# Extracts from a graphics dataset
┌────────

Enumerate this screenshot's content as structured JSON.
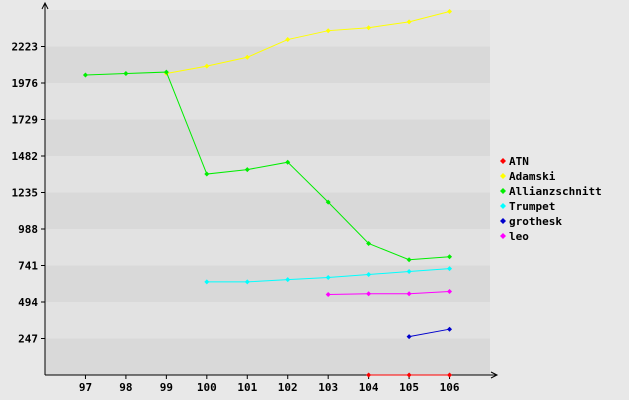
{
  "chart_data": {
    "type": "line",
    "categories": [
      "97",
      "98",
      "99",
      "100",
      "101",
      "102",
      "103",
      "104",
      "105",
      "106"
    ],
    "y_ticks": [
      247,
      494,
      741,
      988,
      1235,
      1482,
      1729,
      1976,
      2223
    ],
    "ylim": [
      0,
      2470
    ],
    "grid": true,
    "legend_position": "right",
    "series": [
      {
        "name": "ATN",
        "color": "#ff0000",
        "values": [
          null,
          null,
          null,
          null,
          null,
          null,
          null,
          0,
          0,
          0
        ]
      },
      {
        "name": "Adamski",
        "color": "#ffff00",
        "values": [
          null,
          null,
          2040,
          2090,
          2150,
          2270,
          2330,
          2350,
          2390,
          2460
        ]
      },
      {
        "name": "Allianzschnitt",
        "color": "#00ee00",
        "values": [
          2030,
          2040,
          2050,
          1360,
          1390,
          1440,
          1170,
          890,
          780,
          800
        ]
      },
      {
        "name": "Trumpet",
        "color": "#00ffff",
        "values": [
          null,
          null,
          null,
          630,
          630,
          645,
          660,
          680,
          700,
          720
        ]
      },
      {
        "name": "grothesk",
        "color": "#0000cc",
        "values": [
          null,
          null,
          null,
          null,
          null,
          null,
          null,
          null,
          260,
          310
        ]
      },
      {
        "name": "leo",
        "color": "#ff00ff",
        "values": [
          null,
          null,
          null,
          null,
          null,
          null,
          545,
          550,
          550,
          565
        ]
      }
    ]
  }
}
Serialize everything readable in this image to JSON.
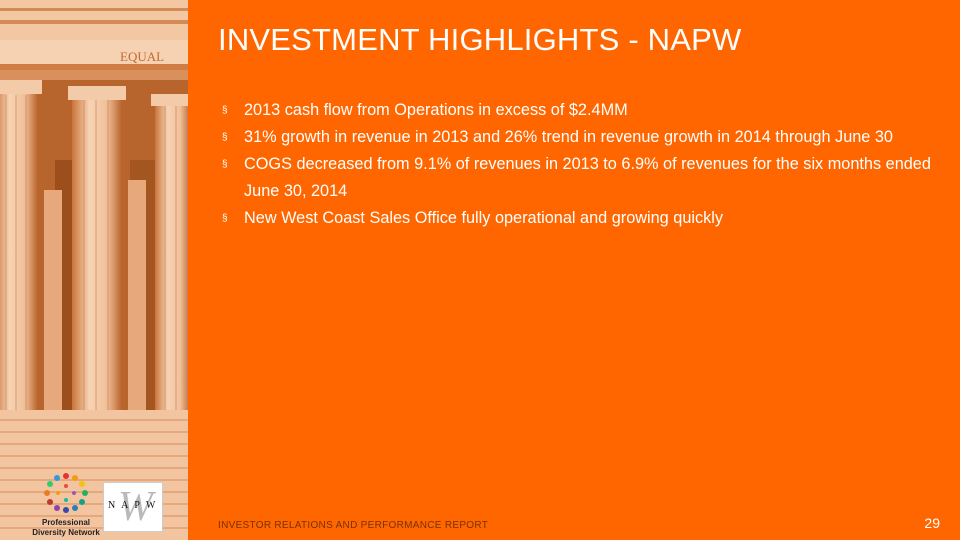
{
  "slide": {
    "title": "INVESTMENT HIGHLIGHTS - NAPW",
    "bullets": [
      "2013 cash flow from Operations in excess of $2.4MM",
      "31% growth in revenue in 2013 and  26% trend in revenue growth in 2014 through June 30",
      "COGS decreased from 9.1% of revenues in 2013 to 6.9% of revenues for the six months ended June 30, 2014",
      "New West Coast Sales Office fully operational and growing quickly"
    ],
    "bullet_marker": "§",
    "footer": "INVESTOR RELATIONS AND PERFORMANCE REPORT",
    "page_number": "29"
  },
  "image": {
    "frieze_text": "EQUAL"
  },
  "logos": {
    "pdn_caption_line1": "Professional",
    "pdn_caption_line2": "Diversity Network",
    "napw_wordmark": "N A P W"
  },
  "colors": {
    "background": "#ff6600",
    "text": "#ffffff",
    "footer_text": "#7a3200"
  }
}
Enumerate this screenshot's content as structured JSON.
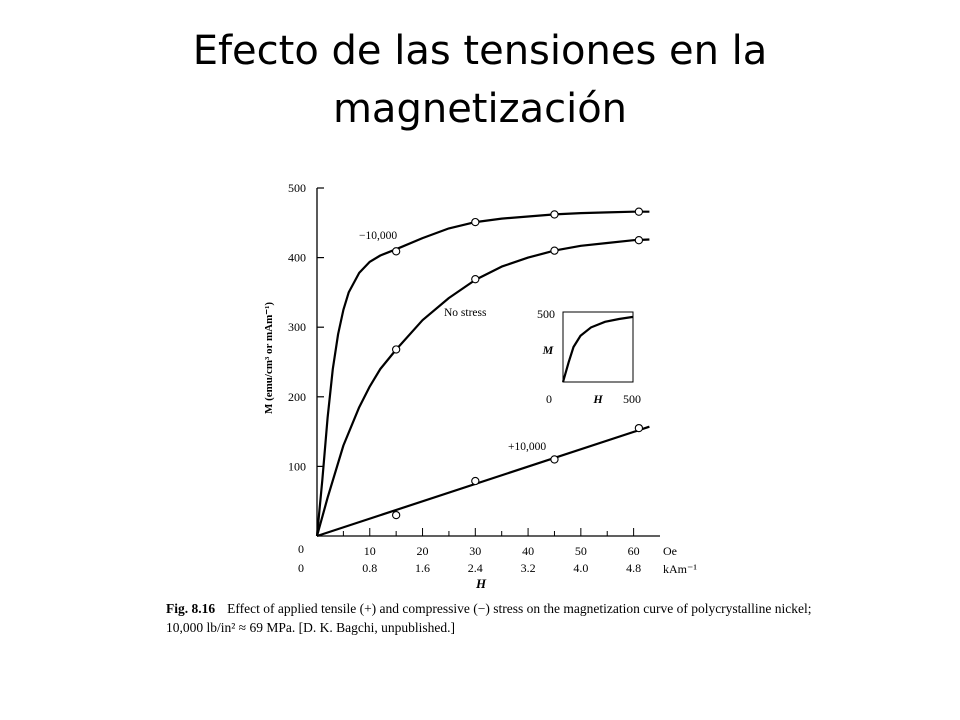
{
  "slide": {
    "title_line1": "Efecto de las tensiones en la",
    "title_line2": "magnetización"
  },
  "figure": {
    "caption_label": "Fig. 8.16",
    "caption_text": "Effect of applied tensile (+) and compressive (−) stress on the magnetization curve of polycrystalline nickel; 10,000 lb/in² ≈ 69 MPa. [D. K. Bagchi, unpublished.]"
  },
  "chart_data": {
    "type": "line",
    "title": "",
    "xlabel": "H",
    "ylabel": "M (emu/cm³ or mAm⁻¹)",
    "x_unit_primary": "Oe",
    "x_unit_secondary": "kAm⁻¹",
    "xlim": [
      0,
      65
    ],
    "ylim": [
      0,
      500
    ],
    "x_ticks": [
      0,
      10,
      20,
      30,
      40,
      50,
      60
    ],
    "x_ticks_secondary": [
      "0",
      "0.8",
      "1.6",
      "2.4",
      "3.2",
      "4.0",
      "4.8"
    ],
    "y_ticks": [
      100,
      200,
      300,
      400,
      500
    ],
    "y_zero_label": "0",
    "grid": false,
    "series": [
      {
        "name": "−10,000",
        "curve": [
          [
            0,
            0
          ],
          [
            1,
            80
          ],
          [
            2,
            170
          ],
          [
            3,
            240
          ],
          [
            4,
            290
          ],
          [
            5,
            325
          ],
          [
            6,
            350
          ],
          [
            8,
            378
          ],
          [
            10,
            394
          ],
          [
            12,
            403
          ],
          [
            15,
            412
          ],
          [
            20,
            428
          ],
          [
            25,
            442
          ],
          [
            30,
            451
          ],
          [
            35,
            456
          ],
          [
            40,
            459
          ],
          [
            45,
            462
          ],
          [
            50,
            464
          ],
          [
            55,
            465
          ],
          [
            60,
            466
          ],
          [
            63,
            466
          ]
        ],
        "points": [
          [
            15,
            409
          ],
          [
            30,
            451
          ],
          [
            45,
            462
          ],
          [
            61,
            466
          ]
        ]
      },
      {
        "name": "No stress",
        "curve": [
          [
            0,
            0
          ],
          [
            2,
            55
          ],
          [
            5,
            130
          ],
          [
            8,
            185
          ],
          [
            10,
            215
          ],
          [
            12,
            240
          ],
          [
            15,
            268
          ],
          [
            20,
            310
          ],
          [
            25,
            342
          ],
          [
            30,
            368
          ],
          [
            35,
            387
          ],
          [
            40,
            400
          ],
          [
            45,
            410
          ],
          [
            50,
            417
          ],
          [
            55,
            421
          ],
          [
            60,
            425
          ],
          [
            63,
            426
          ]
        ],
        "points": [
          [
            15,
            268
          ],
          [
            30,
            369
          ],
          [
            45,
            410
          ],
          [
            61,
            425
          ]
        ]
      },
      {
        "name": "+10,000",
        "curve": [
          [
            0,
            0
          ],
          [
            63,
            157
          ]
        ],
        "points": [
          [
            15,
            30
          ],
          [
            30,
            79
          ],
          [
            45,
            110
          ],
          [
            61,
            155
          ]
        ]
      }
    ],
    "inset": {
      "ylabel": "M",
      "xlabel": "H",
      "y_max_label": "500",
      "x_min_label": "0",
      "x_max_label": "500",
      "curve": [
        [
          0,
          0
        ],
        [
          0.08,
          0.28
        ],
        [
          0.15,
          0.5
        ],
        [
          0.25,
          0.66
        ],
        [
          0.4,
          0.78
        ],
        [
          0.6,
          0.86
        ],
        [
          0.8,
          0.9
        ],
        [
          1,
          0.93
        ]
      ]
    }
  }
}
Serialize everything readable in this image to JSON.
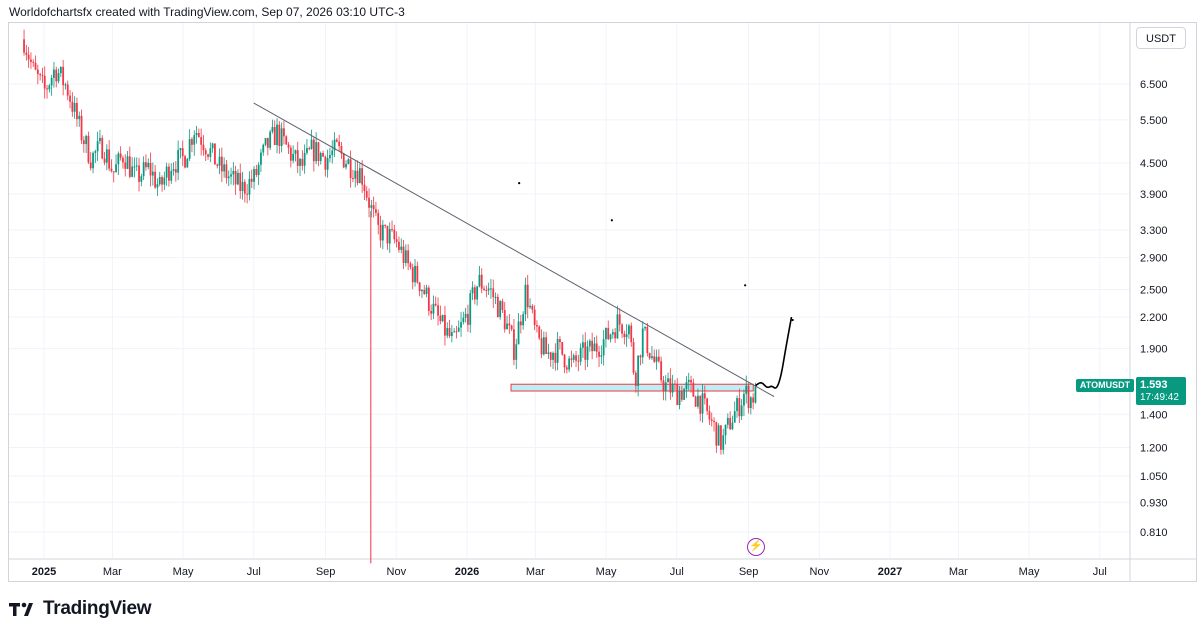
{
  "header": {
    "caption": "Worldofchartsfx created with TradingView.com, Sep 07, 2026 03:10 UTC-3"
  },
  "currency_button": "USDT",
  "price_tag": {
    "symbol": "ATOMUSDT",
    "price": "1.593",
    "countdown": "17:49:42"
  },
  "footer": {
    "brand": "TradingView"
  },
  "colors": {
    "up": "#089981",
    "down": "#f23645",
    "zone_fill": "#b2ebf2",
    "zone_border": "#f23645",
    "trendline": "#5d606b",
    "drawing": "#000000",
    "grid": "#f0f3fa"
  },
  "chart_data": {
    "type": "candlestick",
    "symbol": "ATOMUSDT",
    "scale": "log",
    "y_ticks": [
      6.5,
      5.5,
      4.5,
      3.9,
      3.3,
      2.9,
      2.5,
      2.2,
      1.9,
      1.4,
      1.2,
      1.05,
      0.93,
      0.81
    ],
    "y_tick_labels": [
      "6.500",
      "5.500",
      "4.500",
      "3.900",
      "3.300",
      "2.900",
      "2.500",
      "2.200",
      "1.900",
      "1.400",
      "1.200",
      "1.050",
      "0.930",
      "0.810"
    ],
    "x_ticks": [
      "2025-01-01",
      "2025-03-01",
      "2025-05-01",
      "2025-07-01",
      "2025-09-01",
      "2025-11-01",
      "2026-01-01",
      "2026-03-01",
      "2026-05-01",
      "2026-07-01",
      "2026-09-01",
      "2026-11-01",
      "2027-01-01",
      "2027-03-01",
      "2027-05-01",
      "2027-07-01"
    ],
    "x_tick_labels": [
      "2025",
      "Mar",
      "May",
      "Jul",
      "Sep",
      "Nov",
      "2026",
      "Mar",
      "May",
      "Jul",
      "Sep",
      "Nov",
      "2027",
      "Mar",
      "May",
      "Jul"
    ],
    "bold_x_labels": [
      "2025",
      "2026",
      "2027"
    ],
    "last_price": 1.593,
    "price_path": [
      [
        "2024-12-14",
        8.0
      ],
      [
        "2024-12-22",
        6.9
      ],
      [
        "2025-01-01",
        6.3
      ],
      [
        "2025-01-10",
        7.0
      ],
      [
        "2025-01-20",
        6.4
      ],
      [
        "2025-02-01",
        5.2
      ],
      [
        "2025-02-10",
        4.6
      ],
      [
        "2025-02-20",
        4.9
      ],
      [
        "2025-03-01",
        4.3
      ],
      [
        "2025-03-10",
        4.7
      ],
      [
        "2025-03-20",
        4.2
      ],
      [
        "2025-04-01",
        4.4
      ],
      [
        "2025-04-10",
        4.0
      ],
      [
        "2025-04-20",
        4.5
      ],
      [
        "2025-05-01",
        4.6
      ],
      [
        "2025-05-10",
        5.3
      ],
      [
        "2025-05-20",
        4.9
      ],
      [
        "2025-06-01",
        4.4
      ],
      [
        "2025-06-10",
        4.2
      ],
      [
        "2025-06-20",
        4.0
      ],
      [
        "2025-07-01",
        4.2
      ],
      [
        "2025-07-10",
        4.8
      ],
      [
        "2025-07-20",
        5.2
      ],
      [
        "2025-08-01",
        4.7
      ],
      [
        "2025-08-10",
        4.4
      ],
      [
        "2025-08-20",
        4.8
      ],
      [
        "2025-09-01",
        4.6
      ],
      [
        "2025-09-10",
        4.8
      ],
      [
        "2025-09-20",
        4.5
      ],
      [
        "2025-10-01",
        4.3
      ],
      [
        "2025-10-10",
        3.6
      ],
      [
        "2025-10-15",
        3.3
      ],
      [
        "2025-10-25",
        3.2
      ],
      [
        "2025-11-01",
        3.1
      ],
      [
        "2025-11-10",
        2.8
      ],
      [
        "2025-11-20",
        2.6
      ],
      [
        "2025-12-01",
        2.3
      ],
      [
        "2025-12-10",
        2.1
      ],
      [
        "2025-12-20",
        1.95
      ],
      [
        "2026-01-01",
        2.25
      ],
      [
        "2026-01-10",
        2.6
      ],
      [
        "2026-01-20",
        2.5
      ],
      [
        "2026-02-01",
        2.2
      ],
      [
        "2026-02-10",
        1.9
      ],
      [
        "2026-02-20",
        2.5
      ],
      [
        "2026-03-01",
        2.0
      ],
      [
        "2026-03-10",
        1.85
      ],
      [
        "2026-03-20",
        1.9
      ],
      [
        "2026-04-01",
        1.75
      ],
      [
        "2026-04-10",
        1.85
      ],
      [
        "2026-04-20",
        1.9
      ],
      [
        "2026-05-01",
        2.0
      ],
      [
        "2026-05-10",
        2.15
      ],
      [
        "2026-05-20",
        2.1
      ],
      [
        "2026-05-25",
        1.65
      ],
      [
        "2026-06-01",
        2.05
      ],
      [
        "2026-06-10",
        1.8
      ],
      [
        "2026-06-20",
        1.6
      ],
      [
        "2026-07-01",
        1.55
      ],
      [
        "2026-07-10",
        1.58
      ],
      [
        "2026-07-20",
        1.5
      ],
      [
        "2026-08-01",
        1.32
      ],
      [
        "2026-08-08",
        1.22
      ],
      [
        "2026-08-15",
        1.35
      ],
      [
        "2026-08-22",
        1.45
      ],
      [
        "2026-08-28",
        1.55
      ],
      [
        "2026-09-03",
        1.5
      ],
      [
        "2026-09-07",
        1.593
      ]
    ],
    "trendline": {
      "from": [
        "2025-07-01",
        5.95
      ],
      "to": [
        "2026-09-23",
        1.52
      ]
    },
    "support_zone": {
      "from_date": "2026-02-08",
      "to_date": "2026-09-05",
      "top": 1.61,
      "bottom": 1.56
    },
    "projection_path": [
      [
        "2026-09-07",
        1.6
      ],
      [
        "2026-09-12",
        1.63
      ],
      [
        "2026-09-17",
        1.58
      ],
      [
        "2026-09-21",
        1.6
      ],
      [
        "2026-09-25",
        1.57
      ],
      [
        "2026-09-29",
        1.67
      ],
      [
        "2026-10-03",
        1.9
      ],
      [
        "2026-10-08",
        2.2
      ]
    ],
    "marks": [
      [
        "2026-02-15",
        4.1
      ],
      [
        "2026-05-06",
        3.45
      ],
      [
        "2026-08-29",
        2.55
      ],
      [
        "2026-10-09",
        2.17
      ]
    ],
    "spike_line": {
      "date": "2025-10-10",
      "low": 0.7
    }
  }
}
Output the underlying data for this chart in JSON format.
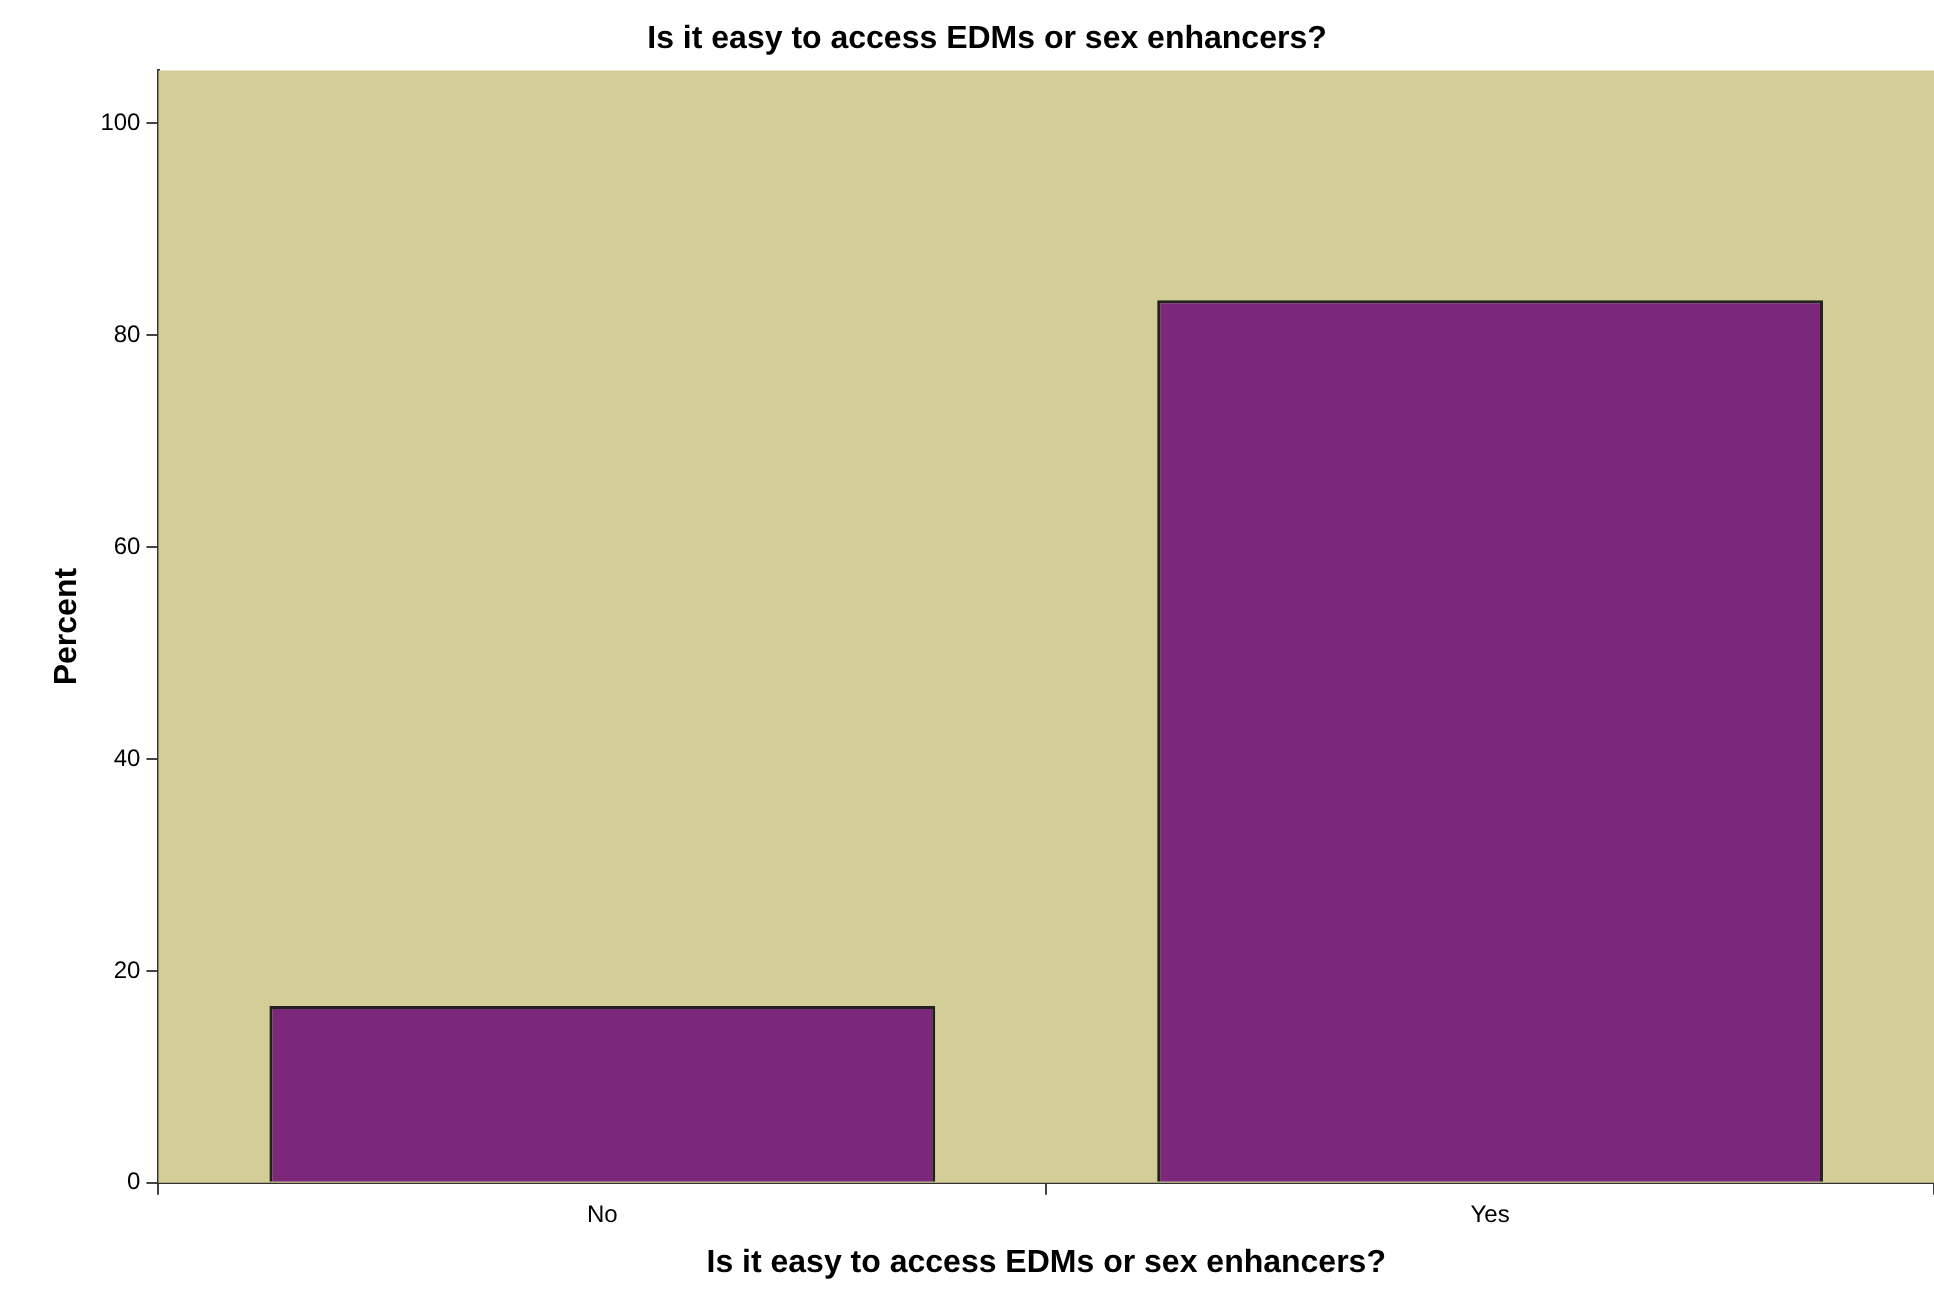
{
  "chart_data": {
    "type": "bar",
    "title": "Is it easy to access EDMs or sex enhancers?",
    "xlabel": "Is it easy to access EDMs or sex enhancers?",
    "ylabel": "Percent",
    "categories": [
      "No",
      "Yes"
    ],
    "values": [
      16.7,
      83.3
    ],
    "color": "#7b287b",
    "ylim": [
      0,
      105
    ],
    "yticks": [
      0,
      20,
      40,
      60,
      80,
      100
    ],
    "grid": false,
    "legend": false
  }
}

└────────

# THE TASK
Among the entries above, how many lines hold the word "name"? Reply with only that number.

# TASK RESPONSE
9